* Begin Source data *

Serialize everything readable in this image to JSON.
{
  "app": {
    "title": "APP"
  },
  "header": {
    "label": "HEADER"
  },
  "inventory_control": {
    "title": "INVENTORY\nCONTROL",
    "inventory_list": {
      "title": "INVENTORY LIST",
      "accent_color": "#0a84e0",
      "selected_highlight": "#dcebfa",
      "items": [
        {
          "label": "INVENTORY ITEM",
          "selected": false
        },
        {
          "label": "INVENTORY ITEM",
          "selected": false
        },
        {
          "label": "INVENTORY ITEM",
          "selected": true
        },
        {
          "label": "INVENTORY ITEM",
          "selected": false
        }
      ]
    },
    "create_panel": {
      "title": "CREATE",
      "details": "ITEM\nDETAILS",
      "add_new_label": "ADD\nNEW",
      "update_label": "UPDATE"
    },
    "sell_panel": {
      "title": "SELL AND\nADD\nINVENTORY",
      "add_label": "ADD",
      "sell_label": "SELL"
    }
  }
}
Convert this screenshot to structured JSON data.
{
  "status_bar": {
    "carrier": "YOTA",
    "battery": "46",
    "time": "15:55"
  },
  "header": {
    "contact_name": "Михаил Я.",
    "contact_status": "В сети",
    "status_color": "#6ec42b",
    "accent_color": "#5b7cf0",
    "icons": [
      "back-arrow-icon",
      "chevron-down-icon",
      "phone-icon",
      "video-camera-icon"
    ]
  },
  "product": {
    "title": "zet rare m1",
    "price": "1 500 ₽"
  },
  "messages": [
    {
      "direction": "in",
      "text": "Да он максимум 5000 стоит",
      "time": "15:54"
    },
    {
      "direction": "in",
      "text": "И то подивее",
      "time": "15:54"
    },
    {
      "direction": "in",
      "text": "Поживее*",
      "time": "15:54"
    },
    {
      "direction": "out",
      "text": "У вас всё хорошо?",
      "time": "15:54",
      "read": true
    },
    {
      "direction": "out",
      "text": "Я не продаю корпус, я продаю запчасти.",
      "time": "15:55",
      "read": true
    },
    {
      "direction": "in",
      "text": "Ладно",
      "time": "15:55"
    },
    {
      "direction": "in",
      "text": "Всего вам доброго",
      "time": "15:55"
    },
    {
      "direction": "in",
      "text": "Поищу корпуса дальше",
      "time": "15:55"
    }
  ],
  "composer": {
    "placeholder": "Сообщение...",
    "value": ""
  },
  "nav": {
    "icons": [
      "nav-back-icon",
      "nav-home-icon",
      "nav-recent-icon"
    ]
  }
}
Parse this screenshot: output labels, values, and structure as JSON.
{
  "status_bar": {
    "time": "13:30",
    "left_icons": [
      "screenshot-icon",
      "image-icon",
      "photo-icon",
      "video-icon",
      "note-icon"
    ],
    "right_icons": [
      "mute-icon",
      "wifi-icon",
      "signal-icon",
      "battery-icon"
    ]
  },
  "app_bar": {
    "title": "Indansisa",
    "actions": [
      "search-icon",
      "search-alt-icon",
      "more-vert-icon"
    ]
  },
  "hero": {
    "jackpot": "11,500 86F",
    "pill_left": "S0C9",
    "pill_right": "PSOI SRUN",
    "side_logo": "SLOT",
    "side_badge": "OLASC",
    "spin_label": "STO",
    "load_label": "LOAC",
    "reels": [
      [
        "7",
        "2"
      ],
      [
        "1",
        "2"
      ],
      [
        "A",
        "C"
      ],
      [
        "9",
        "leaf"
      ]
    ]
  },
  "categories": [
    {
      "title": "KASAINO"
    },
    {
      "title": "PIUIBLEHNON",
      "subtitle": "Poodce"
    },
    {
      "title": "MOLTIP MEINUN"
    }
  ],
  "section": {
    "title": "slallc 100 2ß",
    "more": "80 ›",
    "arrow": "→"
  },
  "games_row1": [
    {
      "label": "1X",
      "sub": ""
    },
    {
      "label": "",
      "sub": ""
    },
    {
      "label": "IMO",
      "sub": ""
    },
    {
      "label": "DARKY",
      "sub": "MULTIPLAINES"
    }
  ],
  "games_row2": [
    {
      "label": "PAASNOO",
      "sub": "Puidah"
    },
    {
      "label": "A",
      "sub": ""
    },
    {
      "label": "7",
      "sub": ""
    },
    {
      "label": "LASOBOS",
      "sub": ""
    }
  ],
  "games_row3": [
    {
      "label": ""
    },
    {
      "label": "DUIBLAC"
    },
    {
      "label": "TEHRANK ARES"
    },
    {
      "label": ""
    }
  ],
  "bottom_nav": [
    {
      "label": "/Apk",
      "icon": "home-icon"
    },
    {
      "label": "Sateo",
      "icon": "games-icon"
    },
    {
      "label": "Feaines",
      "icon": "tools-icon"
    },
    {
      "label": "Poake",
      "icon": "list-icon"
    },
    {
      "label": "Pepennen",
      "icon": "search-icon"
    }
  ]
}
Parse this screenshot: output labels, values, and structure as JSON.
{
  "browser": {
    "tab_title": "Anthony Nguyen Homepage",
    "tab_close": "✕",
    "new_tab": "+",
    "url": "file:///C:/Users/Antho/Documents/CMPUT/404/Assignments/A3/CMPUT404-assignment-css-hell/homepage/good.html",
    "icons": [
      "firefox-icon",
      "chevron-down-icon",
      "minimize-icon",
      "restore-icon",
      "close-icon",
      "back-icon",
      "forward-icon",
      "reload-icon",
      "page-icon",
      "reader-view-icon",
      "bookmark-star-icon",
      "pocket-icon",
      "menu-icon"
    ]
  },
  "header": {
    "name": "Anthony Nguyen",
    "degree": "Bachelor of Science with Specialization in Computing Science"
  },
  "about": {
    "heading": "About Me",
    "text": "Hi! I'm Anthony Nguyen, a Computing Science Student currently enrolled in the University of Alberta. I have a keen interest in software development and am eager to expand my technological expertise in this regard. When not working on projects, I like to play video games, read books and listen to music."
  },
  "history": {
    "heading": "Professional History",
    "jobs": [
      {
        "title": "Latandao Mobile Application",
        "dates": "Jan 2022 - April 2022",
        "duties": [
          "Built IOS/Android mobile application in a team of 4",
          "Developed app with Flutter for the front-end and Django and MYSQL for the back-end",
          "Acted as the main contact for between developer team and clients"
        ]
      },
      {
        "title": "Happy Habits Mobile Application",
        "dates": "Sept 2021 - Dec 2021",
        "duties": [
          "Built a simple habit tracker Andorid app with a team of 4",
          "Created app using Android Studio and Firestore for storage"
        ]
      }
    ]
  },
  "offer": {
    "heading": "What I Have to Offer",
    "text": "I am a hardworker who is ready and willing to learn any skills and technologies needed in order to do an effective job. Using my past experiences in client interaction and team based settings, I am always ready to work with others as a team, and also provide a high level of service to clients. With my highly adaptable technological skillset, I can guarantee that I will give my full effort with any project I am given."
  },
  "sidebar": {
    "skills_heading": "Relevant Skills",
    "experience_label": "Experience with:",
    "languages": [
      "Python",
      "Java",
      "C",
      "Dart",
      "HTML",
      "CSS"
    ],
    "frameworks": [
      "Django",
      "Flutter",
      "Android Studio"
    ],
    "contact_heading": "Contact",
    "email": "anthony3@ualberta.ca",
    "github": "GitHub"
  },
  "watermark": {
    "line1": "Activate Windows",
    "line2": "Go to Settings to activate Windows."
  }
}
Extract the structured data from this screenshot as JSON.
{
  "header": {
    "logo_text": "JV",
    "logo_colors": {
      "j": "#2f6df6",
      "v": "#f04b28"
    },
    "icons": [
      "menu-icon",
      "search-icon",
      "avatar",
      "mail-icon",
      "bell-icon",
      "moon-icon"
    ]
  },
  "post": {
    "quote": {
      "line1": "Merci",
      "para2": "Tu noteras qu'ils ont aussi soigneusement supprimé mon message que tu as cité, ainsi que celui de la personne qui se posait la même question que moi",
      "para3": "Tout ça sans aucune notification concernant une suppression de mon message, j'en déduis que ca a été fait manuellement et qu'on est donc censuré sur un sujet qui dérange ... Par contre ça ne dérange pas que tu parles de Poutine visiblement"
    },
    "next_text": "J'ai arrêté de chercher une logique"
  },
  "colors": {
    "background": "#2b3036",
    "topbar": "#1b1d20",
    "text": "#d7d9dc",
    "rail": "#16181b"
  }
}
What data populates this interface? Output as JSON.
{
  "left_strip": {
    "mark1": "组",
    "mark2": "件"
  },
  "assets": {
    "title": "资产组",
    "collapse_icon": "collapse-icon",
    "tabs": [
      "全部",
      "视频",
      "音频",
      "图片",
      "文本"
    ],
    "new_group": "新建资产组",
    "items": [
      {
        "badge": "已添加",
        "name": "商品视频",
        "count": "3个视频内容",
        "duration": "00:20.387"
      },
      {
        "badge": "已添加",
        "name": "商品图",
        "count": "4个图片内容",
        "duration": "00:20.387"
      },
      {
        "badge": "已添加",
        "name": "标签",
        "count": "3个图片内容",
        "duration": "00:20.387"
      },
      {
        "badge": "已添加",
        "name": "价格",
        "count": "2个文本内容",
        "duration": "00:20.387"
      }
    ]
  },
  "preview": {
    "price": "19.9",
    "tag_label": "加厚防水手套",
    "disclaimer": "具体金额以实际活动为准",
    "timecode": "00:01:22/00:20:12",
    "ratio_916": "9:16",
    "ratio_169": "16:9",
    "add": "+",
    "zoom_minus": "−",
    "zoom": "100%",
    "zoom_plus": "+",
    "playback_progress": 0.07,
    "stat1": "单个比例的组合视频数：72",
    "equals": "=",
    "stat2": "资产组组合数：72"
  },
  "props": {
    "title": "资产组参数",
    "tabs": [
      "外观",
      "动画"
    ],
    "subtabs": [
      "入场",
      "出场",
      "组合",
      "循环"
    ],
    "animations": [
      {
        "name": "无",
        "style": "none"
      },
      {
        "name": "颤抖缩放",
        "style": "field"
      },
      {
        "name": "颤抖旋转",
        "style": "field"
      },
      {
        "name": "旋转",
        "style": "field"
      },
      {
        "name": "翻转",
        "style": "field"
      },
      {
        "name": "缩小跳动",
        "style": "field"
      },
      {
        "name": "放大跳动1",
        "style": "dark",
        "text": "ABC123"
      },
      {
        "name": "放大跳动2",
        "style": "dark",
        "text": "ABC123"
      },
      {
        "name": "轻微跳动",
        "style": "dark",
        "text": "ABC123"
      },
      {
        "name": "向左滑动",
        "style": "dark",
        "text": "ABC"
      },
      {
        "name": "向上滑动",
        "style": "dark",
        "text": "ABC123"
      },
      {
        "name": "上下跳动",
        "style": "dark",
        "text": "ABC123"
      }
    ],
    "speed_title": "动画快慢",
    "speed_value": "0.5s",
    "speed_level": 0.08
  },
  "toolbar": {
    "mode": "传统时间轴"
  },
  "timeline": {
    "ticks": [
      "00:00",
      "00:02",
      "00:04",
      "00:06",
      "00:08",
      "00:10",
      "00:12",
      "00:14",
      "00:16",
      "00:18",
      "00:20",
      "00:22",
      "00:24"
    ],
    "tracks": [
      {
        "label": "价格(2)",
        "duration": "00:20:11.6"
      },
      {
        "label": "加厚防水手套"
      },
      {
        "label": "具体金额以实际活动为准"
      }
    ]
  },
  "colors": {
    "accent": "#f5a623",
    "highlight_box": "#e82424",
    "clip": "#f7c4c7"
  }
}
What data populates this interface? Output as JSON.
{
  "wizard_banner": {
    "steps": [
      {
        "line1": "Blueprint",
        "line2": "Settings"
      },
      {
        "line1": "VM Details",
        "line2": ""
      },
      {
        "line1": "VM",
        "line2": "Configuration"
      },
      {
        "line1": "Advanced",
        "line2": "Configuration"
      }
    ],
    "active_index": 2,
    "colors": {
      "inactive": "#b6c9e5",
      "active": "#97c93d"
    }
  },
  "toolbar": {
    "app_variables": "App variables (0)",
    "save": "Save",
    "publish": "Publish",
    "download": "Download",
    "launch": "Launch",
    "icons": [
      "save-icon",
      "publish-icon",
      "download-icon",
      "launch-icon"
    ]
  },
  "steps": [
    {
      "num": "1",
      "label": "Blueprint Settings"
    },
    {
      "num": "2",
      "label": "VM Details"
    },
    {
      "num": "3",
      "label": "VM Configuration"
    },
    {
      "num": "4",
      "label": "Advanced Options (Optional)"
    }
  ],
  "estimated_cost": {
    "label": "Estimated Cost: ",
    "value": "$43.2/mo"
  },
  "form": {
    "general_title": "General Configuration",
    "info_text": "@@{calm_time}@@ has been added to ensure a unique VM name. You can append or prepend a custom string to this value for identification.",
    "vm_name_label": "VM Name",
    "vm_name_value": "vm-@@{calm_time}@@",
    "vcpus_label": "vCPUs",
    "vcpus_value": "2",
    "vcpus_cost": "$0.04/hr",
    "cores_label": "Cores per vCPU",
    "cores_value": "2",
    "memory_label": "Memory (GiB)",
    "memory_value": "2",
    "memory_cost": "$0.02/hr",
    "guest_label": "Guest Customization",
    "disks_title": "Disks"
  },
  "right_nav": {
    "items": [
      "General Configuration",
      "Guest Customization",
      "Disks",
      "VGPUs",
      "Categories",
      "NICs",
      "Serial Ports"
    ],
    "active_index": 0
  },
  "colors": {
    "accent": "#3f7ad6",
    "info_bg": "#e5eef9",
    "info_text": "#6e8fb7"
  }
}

* End Source data *

# Task to carry out
Copy out every line of the listing that contains the string "Django".

# Expected answer
          "Developed app with Flutter for the front-end and Django and MYSQL for the back-end",
      "Django",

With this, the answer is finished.